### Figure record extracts
** begin **

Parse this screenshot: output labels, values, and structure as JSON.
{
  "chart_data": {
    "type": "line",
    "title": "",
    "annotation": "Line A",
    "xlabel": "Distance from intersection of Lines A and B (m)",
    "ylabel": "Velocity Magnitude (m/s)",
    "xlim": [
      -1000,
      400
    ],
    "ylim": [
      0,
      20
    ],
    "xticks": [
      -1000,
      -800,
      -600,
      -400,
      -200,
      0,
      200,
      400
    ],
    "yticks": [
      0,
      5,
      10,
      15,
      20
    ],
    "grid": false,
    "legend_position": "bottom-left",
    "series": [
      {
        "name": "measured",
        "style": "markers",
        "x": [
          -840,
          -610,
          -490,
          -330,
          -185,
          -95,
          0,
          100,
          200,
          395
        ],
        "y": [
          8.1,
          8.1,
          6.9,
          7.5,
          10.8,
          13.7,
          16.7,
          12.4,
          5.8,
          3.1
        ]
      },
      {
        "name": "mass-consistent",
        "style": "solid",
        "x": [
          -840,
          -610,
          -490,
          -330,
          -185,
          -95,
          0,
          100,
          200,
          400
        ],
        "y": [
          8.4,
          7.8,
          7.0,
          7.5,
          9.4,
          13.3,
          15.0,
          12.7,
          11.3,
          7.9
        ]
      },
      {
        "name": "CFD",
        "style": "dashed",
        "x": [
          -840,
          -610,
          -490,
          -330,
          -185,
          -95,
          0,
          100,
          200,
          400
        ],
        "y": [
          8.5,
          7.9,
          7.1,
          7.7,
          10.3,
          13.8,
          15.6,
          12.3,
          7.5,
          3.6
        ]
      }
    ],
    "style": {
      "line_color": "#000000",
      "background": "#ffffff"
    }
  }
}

** end **

From the material above, copy each line that includes the word "name".

### Complete response
        "name": "measured",
        "name": "mass-consistent",
        "name": "CFD",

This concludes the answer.